STATED EXERCISE →
Find and copy every line in the records that includes the string "Variance".

** Begin PROVIDED RECORDS **

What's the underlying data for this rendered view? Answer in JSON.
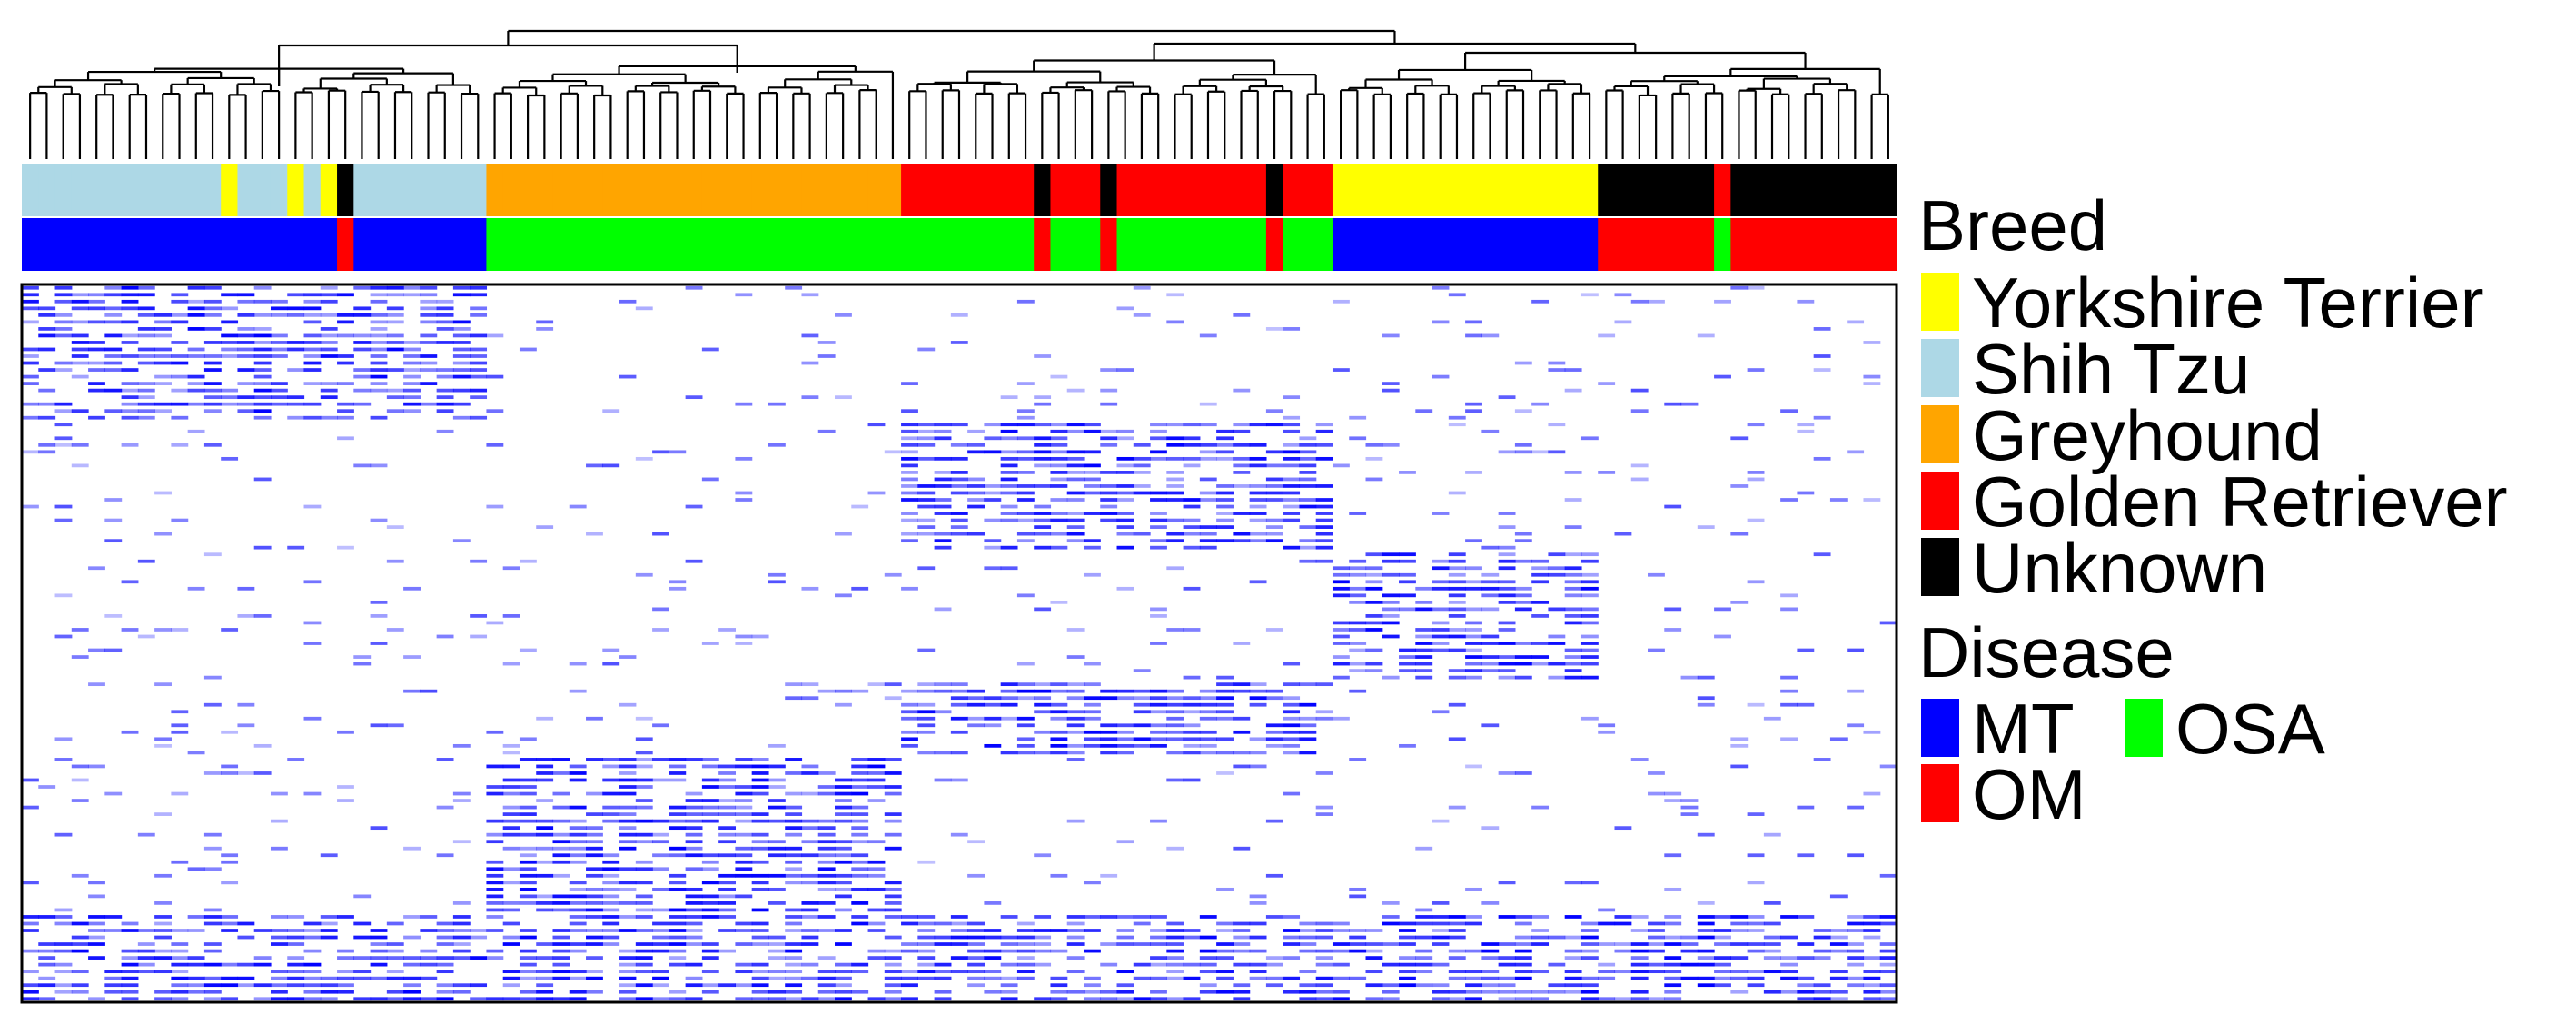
{
  "chart_data": {
    "type": "heatmap",
    "title": "",
    "xlabel": "",
    "ylabel": "",
    "samples": 113,
    "colors": {
      "low": "#ffffff",
      "high": "#0000ff",
      "border": "#000000"
    },
    "annotation_tracks": [
      "Breed",
      "Disease"
    ],
    "legend": {
      "placement": "right",
      "breed": {
        "title": "Breed",
        "items": [
          {
            "label": "Yorkshire Terrier",
            "color": "#ffff00"
          },
          {
            "label": "Shih Tzu",
            "color": "#add8e6"
          },
          {
            "label": "Greyhound",
            "color": "#ffa500"
          },
          {
            "label": "Golden Retriever",
            "color": "#ff0000"
          },
          {
            "label": "Unknown",
            "color": "#000000"
          }
        ]
      },
      "disease": {
        "title": "Disease",
        "items": [
          {
            "label": "MT",
            "color": "#0000ff"
          },
          {
            "label": "OSA",
            "color": "#00ff00"
          },
          {
            "label": "OM",
            "color": "#ff0000"
          }
        ]
      }
    },
    "clusters": [
      {
        "breed": "Shih Tzu",
        "disease": "MT",
        "n": 28
      },
      {
        "breed": "Greyhound",
        "disease": "OSA",
        "n": 25
      },
      {
        "breed": "Golden Retriever",
        "disease": "OSA",
        "n": 26
      },
      {
        "breed": "Yorkshire Terrier",
        "disease": "MT",
        "n": 16
      },
      {
        "breed": "Unknown",
        "disease": "OM",
        "n": 18
      }
    ],
    "sample_annotation_exceptions": [
      {
        "index": 12,
        "breed": "Yorkshire Terrier",
        "disease": "MT"
      },
      {
        "index": 16,
        "breed": "Yorkshire Terrier",
        "disease": "MT"
      },
      {
        "index": 18,
        "breed": "Yorkshire Terrier",
        "disease": "MT"
      },
      {
        "index": 19,
        "breed": "Unknown",
        "disease": "OM"
      },
      {
        "index": 61,
        "breed": "Unknown",
        "disease": "OM"
      },
      {
        "index": 65,
        "breed": "Unknown",
        "disease": "OM"
      },
      {
        "index": 75,
        "breed": "Unknown",
        "disease": "OM"
      },
      {
        "index": 102,
        "breed": "Golden Retriever",
        "disease": "OSA"
      }
    ],
    "gene_blocks": [
      {
        "cluster": 0,
        "rows": [
          0,
          19
        ]
      },
      {
        "cluster": 2,
        "rows": [
          20,
          38
        ]
      },
      {
        "cluster": 3,
        "rows": [
          39,
          57
        ]
      },
      {
        "cluster": 2,
        "rows": [
          58,
          68
        ]
      },
      {
        "cluster": 1,
        "rows": [
          69,
          91
        ]
      },
      {
        "cluster": "all",
        "rows": [
          92,
          104
        ]
      }
    ],
    "gene_rows": 105
  }
}
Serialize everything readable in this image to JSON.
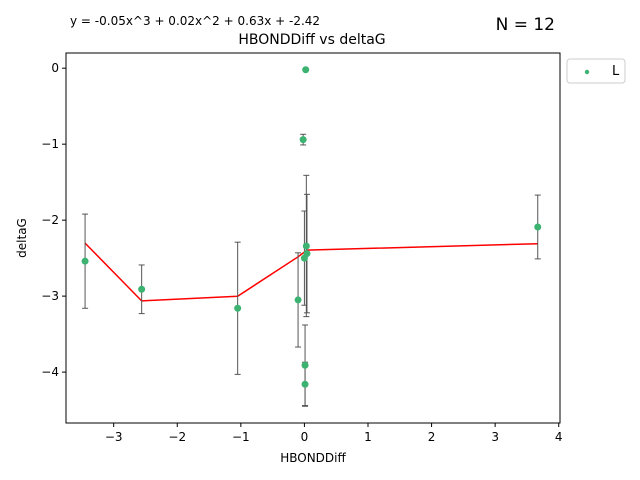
{
  "header": {
    "equation": "y = -0.05x^3 + 0.02x^2 + 0.63x + -2.42",
    "count": "N = 12"
  },
  "chart_data": {
    "type": "scatter",
    "title": "HBONDDiff vs deltaG",
    "xlabel": "HBONDDiff",
    "ylabel": "deltaG",
    "xlim": [
      -3.75,
      4.02
    ],
    "ylim": [
      -4.67,
      0.2
    ],
    "xticks": [
      -3,
      -2,
      -1,
      0,
      1,
      2,
      3,
      4
    ],
    "xtick_labels": [
      "−3",
      "−2",
      "−1",
      "0",
      "1",
      "2",
      "3",
      "4"
    ],
    "yticks": [
      0,
      -1,
      -2,
      -3,
      -4
    ],
    "ytick_labels": [
      "0",
      "−1",
      "−2",
      "−3",
      "−4"
    ],
    "grid": false,
    "legend_position": "outside-top-right",
    "series": [
      {
        "name": "L",
        "color": "#3cb371",
        "points": [
          {
            "x": -3.45,
            "y": -2.54,
            "err": 0.62
          },
          {
            "x": -2.56,
            "y": -2.91,
            "err": 0.32
          },
          {
            "x": -1.05,
            "y": -3.16,
            "err": 0.87
          },
          {
            "x": -0.1,
            "y": -3.05,
            "err": 0.62
          },
          {
            "x": -0.02,
            "y": -0.94,
            "err": 0.07
          },
          {
            "x": 0.0,
            "y": -2.5,
            "err": 0.62
          },
          {
            "x": 0.01,
            "y": -3.91,
            "err": 0.53
          },
          {
            "x": 0.01,
            "y": -4.16,
            "err": 0.29
          },
          {
            "x": 0.02,
            "y": -0.02,
            "err": 0.0
          },
          {
            "x": 0.03,
            "y": -2.34,
            "err": 0.93
          },
          {
            "x": 0.04,
            "y": -2.44,
            "err": 0.78
          },
          {
            "x": 3.67,
            "y": -2.09,
            "err": 0.42
          }
        ]
      }
    ],
    "fit": {
      "coefficients": [
        -0.05,
        0.02,
        0.63,
        -2.42
      ],
      "color": "#ff0000"
    }
  }
}
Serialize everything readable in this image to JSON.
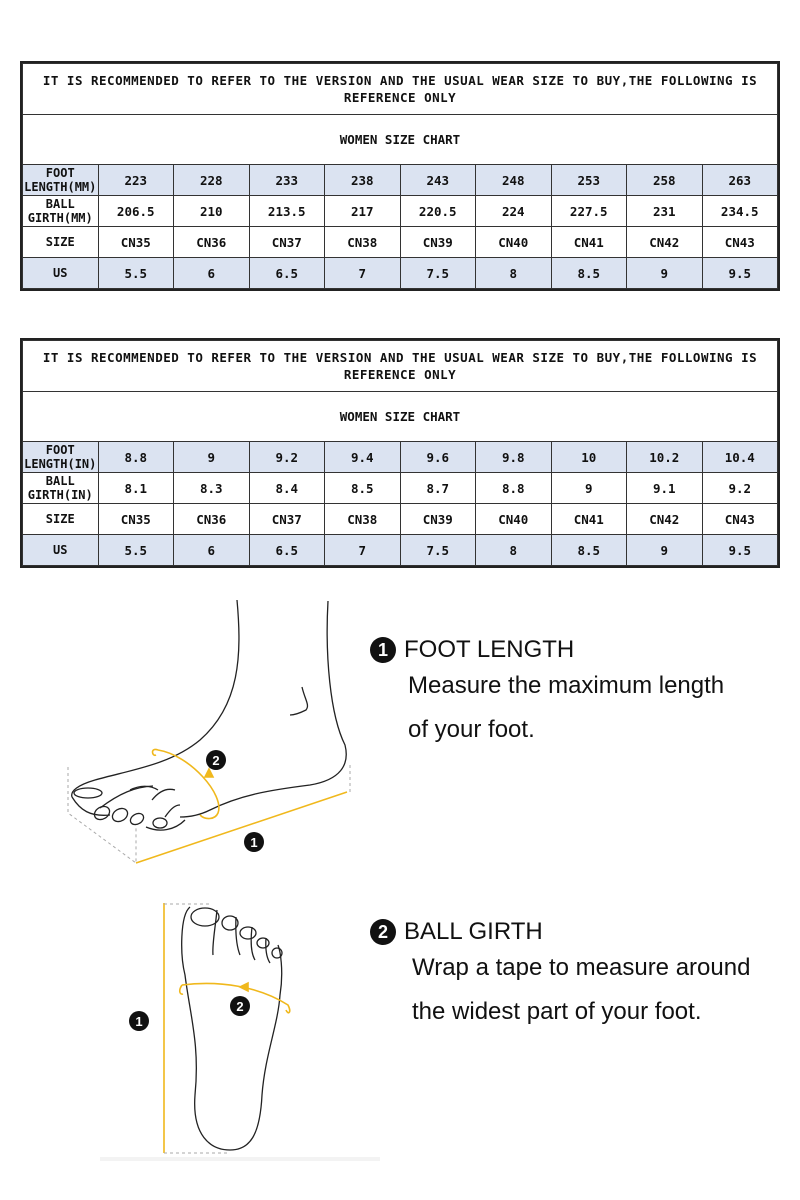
{
  "charts": [
    {
      "note": "IT IS RECOMMENDED TO REFER TO THE VERSION AND THE USUAL WEAR SIZE TO BUY,THE FOLLOWING IS REFERENCE ONLY",
      "title": "WOMEN SIZE CHART",
      "rows": [
        {
          "label": "FOOT LENGTH(MM)",
          "highlight": true,
          "values": [
            "223",
            "228",
            "233",
            "238",
            "243",
            "248",
            "253",
            "258",
            "263"
          ]
        },
        {
          "label": "BALL GIRTH(MM)",
          "highlight": false,
          "values": [
            "206.5",
            "210",
            "213.5",
            "217",
            "220.5",
            "224",
            "227.5",
            "231",
            "234.5"
          ]
        },
        {
          "label": "SIZE",
          "highlight": false,
          "values": [
            "CN35",
            "CN36",
            "CN37",
            "CN38",
            "CN39",
            "CN40",
            "CN41",
            "CN42",
            "CN43"
          ]
        },
        {
          "label": "US",
          "highlight": true,
          "values": [
            "5.5",
            "6",
            "6.5",
            "7",
            "7.5",
            "8",
            "8.5",
            "9",
            "9.5"
          ]
        }
      ]
    },
    {
      "note": "IT IS RECOMMENDED TO REFER TO THE VERSION AND THE USUAL WEAR SIZE TO BUY,THE FOLLOWING IS REFERENCE ONLY",
      "title": "WOMEN SIZE CHART",
      "rows": [
        {
          "label": "FOOT LENGTH(IN)",
          "highlight": true,
          "values": [
            "8.8",
            "9",
            "9.2",
            "9.4",
            "9.6",
            "9.8",
            "10",
            "10.2",
            "10.4"
          ]
        },
        {
          "label": "BALL GIRTH(IN)",
          "highlight": false,
          "values": [
            "8.1",
            "8.3",
            "8.4",
            "8.5",
            "8.7",
            "8.8",
            "9",
            "9.1",
            "9.2"
          ]
        },
        {
          "label": "SIZE",
          "highlight": false,
          "values": [
            "CN35",
            "CN36",
            "CN37",
            "CN38",
            "CN39",
            "CN40",
            "CN41",
            "CN42",
            "CN43"
          ]
        },
        {
          "label": "US",
          "highlight": true,
          "values": [
            "5.5",
            "6",
            "6.5",
            "7",
            "7.5",
            "8",
            "8.5",
            "9",
            "9.5"
          ]
        }
      ]
    }
  ],
  "steps": [
    {
      "number": "1",
      "title": "FOOT LENGTH",
      "desc_lines": [
        "Measure the maximum length",
        "of your foot."
      ]
    },
    {
      "number": "2",
      "title": "BALL GIRTH",
      "desc_lines": [
        "Wrap a tape to measure around",
        "the widest part of your foot."
      ]
    }
  ],
  "illustration_badges": {
    "length": "1",
    "girth": "2"
  },
  "colors": {
    "highlight_row": "#dbe3f1",
    "measure_line": "#f0b81c",
    "badge": "#111111"
  }
}
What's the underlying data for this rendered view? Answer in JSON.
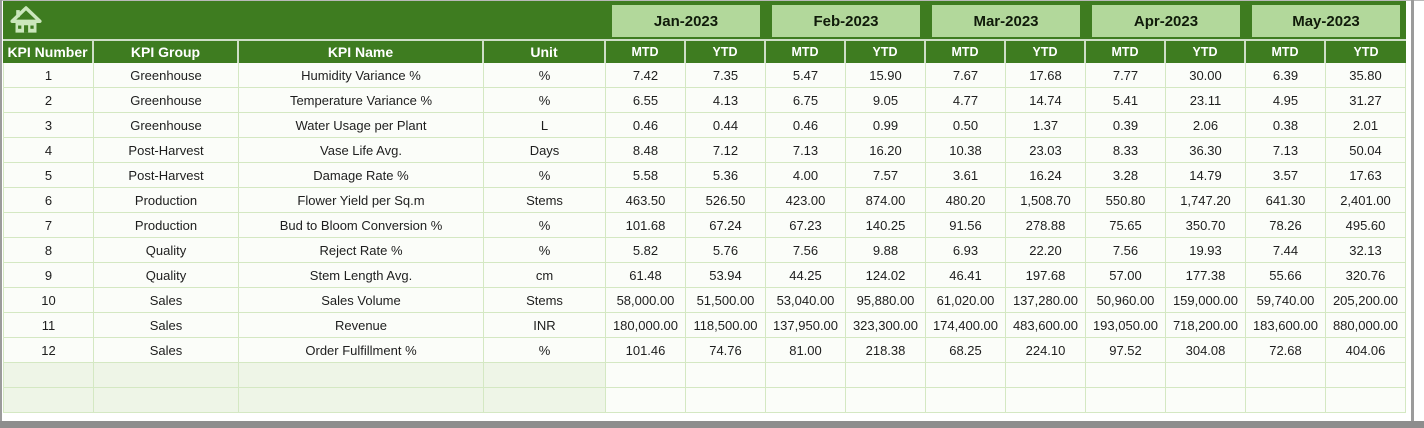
{
  "header": {
    "home_icon": "home-icon",
    "left_columns": [
      "KPI Number",
      "KPI Group",
      "KPI Name",
      "Unit"
    ],
    "months": [
      "Jan-2023",
      "Feb-2023",
      "Mar-2023",
      "Apr-2023",
      "May-2023"
    ],
    "sub_columns": [
      "MTD",
      "YTD"
    ]
  },
  "table": {
    "rows": [
      {
        "number": "1",
        "group": "Greenhouse",
        "name": "Humidity Variance %",
        "unit": "%",
        "values": [
          "7.42",
          "7.35",
          "5.47",
          "15.90",
          "7.67",
          "17.68",
          "7.77",
          "30.00",
          "6.39",
          "35.80"
        ]
      },
      {
        "number": "2",
        "group": "Greenhouse",
        "name": "Temperature Variance %",
        "unit": "%",
        "values": [
          "6.55",
          "4.13",
          "6.75",
          "9.05",
          "4.77",
          "14.74",
          "5.41",
          "23.11",
          "4.95",
          "31.27"
        ]
      },
      {
        "number": "3",
        "group": "Greenhouse",
        "name": "Water Usage per Plant",
        "unit": "L",
        "values": [
          "0.46",
          "0.44",
          "0.46",
          "0.99",
          "0.50",
          "1.37",
          "0.39",
          "2.06",
          "0.38",
          "2.01"
        ]
      },
      {
        "number": "4",
        "group": "Post-Harvest",
        "name": "Vase Life Avg.",
        "unit": "Days",
        "values": [
          "8.48",
          "7.12",
          "7.13",
          "16.20",
          "10.38",
          "23.03",
          "8.33",
          "36.30",
          "7.13",
          "50.04"
        ]
      },
      {
        "number": "5",
        "group": "Post-Harvest",
        "name": "Damage Rate %",
        "unit": "%",
        "values": [
          "5.58",
          "5.36",
          "4.00",
          "7.57",
          "3.61",
          "16.24",
          "3.28",
          "14.79",
          "3.57",
          "17.63"
        ]
      },
      {
        "number": "6",
        "group": "Production",
        "name": "Flower Yield per Sq.m",
        "unit": "Stems",
        "values": [
          "463.50",
          "526.50",
          "423.00",
          "874.00",
          "480.20",
          "1,508.70",
          "550.80",
          "1,747.20",
          "641.30",
          "2,401.00"
        ]
      },
      {
        "number": "7",
        "group": "Production",
        "name": "Bud to Bloom Conversion %",
        "unit": "%",
        "values": [
          "101.68",
          "67.24",
          "67.23",
          "140.25",
          "91.56",
          "278.88",
          "75.65",
          "350.70",
          "78.26",
          "495.60"
        ]
      },
      {
        "number": "8",
        "group": "Quality",
        "name": "Reject Rate %",
        "unit": "%",
        "values": [
          "5.82",
          "5.76",
          "7.56",
          "9.88",
          "6.93",
          "22.20",
          "7.56",
          "19.93",
          "7.44",
          "32.13"
        ]
      },
      {
        "number": "9",
        "group": "Quality",
        "name": "Stem Length Avg.",
        "unit": "cm",
        "values": [
          "61.48",
          "53.94",
          "44.25",
          "124.02",
          "46.41",
          "197.68",
          "57.00",
          "177.38",
          "55.66",
          "320.76"
        ]
      },
      {
        "number": "10",
        "group": "Sales",
        "name": "Sales Volume",
        "unit": "Stems",
        "values": [
          "58,000.00",
          "51,500.00",
          "53,040.00",
          "95,880.00",
          "61,020.00",
          "137,280.00",
          "50,960.00",
          "159,000.00",
          "59,740.00",
          "205,200.00"
        ]
      },
      {
        "number": "11",
        "group": "Sales",
        "name": "Revenue",
        "unit": "INR",
        "values": [
          "180,000.00",
          "118,500.00",
          "137,950.00",
          "323,300.00",
          "174,400.00",
          "483,600.00",
          "193,050.00",
          "718,200.00",
          "183,600.00",
          "880,000.00"
        ]
      },
      {
        "number": "12",
        "group": "Sales",
        "name": "Order Fulfillment %",
        "unit": "%",
        "values": [
          "101.46",
          "74.76",
          "81.00",
          "218.38",
          "68.25",
          "224.10",
          "97.52",
          "304.08",
          "72.68",
          "404.06"
        ]
      }
    ],
    "empty_row_count": 2
  },
  "colors": {
    "header_dark_green": "#3e7c20",
    "header_light_green": "#b2d89b",
    "grid_line": "#d4e8c3",
    "cell_bg": "#fbfdf9",
    "empty_left_bg": "#eef5e7",
    "frame_gray": "#8d8d8d",
    "icon_pale_green": "#cbe7bc"
  }
}
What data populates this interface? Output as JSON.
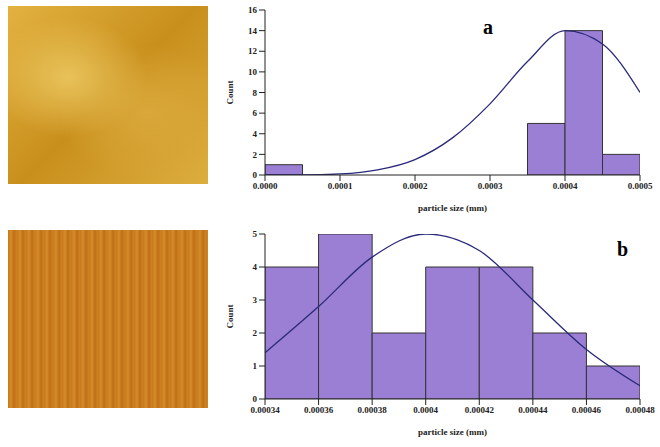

** End PROVIDED RECORDS **

SOLUTION →
        "name": "Humidity Variance %",
        "name": "Temperature Variance %",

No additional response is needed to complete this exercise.